WHAT IS BEING ASKED: Will you transcribe all the entries word for word, skipping the pictures they hold?

-- start --

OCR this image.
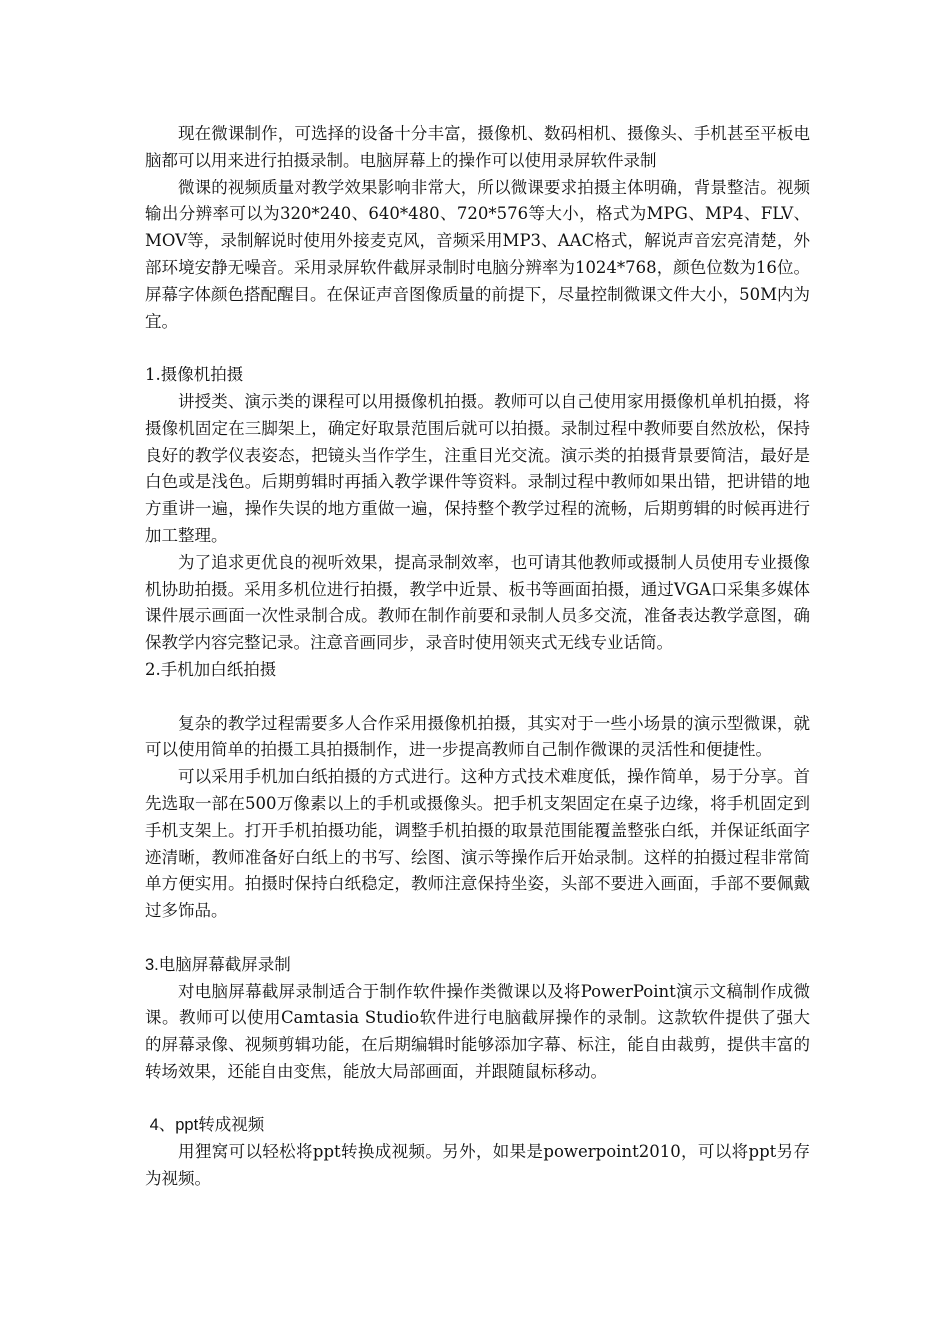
现在微课制作，可选择的设备十分丰富，摄像机、数码相机、摄像头、手机甚至平板电脑都可以用来进行拍摄录制。电脑屏幕上的操作可以使用录屏软件录制

微课的视频质量对教学效果影响非常大，所以微课要求拍摄主体明确，背景整洁。视频输出分辨率可以为320*240、640*480、720*576等大小，格式为MPG、MP4、FLV、MOV等，录制解说时使用外接麦克风，音频采用MP3、AAC格式，解说声音宏亮清楚，外部环境安静无噪音。采用录屏软件截屏录制时电脑分辨率为1024*768，颜色位数为16位。屏幕字体颜色搭配醒目。在保证声音图像质量的前提下，尽量控制微课文件大小，50M内为宜。

1.摄像机拍摄

讲授类、演示类的课程可以用摄像机拍摄。教师可以自己使用家用摄像机单机拍摄，将摄像机固定在三脚架上，确定好取景范围后就可以拍摄。录制过程中教师要自然放松，保持良好的教学仪表姿态，把镜头当作学生，注重目光交流。演示类的拍摄背景要简洁，最好是白色或是浅色。后期剪辑时再插入教学课件等资料。录制过程中教师如果出错，把讲错的地方重讲一遍，操作失误的地方重做一遍，保持整个教学过程的流畅，后期剪辑的时候再进行加工整理。

为了追求更优良的视听效果，提高录制效率，也可请其他教师或摄制人员使用专业摄像机协助拍摄。采用多机位进行拍摄，教学中近景、板书等画面拍摄，通过VGA口采集多媒体课件展示画面一次性录制合成。教师在制作前要和录制人员多交流，准备表达教学意图，确保教学内容完整记录。注意音画同步，录音时使用领夹式无线专业话筒。

2.手机加白纸拍摄

复杂的教学过程需要多人合作采用摄像机拍摄，其实对于一些小场景的演示型微课，就可以使用简单的拍摄工具拍摄制作，进一步提高教师自己制作微课的灵活性和便捷性。

可以采用手机加白纸拍摄的方式进行。这种方式技术难度低，操作简单，易于分享。首先选取一部在500万像素以上的手机或摄像头。把手机支架固定在桌子边缘，将手机固定到手机支架上。打开手机拍摄功能，调整手机拍摄的取景范围能覆盖整张白纸，并保证纸面字迹清晰，教师准备好白纸上的书写、绘图、演示等操作后开始录制。这样的拍摄过程非常简单方便实用。拍摄时保持白纸稳定，教师注意保持坐姿，头部不要进入画面，手部不要佩戴过多饰品。

3.电脑屏幕截屏录制

对电脑屏幕截屏录制适合于制作软件操作类微课以及将PowerPoint演示文稿制作成微课。教师可以使用Camtasia Studio软件进行电脑截屏操作的录制。这款软件提供了强大的屏幕录像、视频剪辑功能，在后期编辑时能够添加字幕、标注，能自由裁剪，提供丰富的转场效果，还能自由变焦，能放大局部画面，并跟随鼠标移动。

4、ppt转成视频

用狸窝可以轻松将ppt转换成视频。另外，如果是powerpoint2010，可以将ppt另存为视频。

-- end --

FULL ANSWER:
OCR this image.
现在微课制作，可选择的设备十分丰富，摄像机、数码相机、摄像头、手机甚至平板电脑都可以用来进行拍摄录制。电脑屏幕上的操作可以使用录屏软件录制

微课的视频质量对教学效果影响非常大，所以微课要求拍摄主体明确，背景整洁。视频输出分辨率可以为320*240、640*480、720*576等大小，格式为MPG、MP4、FLV、MOV等，录制解说时使用外接麦克风，音频采用MP3、AAC格式，解说声音宏亮清楚，外部环境安静无噪音。采用录屏软件截屏录制时电脑分辨率为1024*768，颜色位数为16位。屏幕字体颜色搭配醒目。在保证声音图像质量的前提下，尽量控制微课文件大小，50M内为宜。

1.摄像机拍摄

讲授类、演示类的课程可以用摄像机拍摄。教师可以自己使用家用摄像机单机拍摄，将摄像机固定在三脚架上，确定好取景范围后就可以拍摄。录制过程中教师要自然放松，保持良好的教学仪表姿态，把镜头当作学生，注重目光交流。演示类的拍摄背景要简洁，最好是白色或是浅色。后期剪辑时再插入教学课件等资料。录制过程中教师如果出错，把讲错的地方重讲一遍，操作失误的地方重做一遍，保持整个教学过程的流畅，后期剪辑的时候再进行加工整理。

为了追求更优良的视听效果，提高录制效率，也可请其他教师或摄制人员使用专业摄像机协助拍摄。采用多机位进行拍摄，教学中近景、板书等画面拍摄，通过VGA口采集多媒体课件展示画面一次性录制合成。教师在制作前要和录制人员多交流，准备表达教学意图，确保教学内容完整记录。注意音画同步，录音时使用领夹式无线专业话筒。

2.手机加白纸拍摄

复杂的教学过程需要多人合作采用摄像机拍摄，其实对于一些小场景的演示型微课，就可以使用简单的拍摄工具拍摄制作，进一步提高教师自己制作微课的灵活性和便捷性。

可以采用手机加白纸拍摄的方式进行。这种方式技术难度低，操作简单，易于分享。首先选取一部在500万像素以上的手机或摄像头。把手机支架固定在桌子边缘，将手机固定到手机支架上。打开手机拍摄功能，调整手机拍摄的取景范围能覆盖整张白纸，并保证纸面字迹清晰，教师准备好白纸上的书写、绘图、演示等操作后开始录制。这样的拍摄过程非常简单方便实用。拍摄时保持白纸稳定，教师注意保持坐姿，头部不要进入画面，手部不要佩戴过多饰品。

3.电脑屏幕截屏录制

对电脑屏幕截屏录制适合于制作软件操作类微课以及将PowerPoint演示文稿制作成微课。教师可以使用Camtasia Studio软件进行电脑截屏操作的录制。这款软件提供了强大的屏幕录像、视频剪辑功能，在后期编辑时能够添加字幕、标注，能自由裁剪，提供丰富的转场效果，还能自由变焦，能放大局部画面，并跟随鼠标移动。

4、ppt转成视频

用狸窝可以轻松将ppt转换成视频。另外，如果是powerpoint2010，可以将ppt另存为视频。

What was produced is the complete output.